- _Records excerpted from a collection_

******

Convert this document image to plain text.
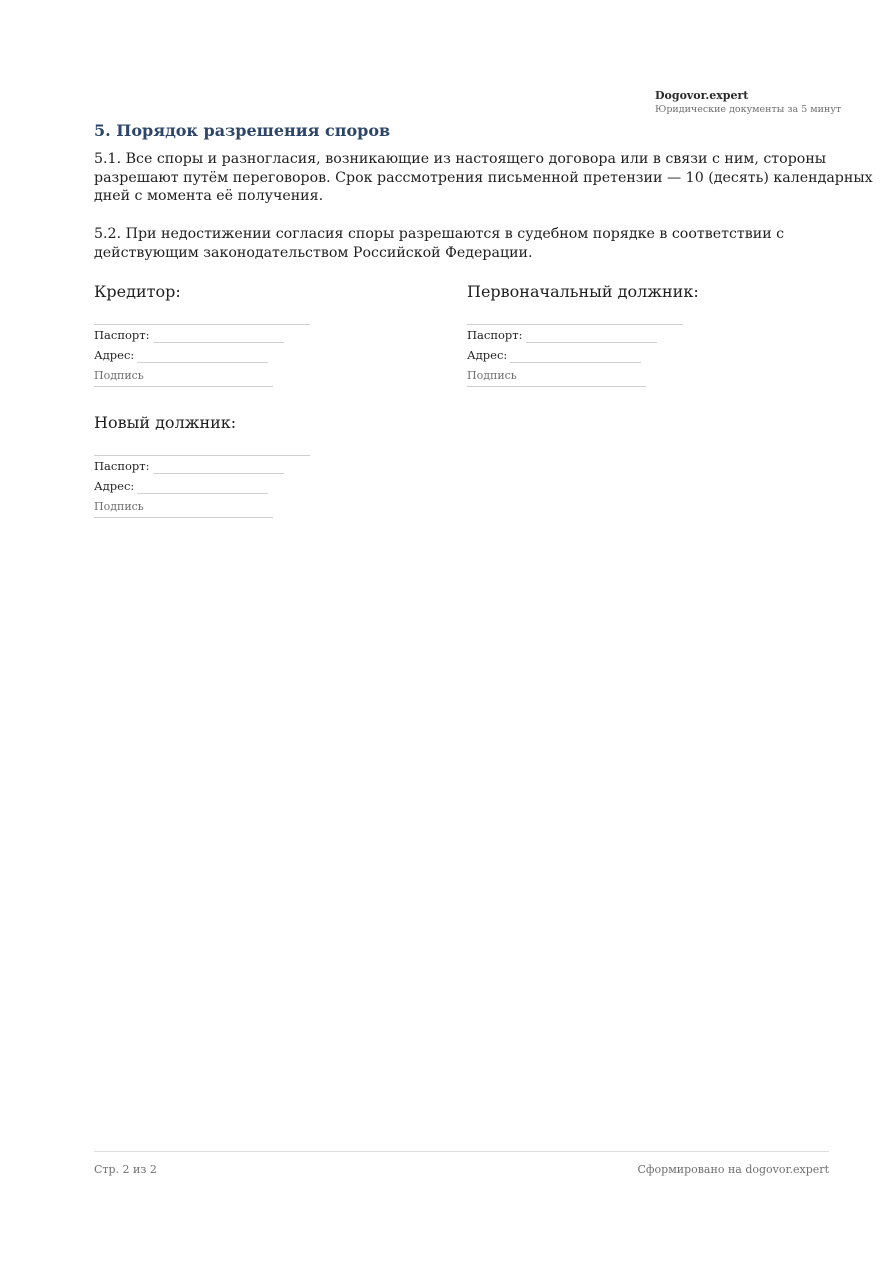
Dogovor.expert
Юридические документы за 5 минут
5. Порядок разрешения споров

5.1. Все споры и разногласия, возникающие из настоящего договора или в связи с ним, стороны разрешают путём переговоров. Срок рассмотрения письменной претензии — 10 (десять) календарных дней с момента её получения.

5.2. При недостижении согласия споры разрешаются в судебном порядке в соответствии с действующим законодательством Российской Федерации.

Кредитор:
Паспорт:
Адрес:
Подпись
Первоначальный должник:
Паспорт:
Адрес:
Подпись
Новый должник:
Паспорт:
Адрес:
Подпись
Стр. 2 из 2	Сформировано на dogovor.expert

******

- _Exercise_
Copy every line in the listing above where the string "споры" turns up.

- _Response to the task_
5.1. Все споры и разногласия, возникающие из настоящего договора или в связи с ним, стороны разрешают путём переговоров. Срок рассмотрения письменной претензии — 10 (десять) календарных дней с момента её получения.
5.2. При недостижении согласия споры разрешаются в судебном порядке в соответствии с действующим законодательством Российской Федерации.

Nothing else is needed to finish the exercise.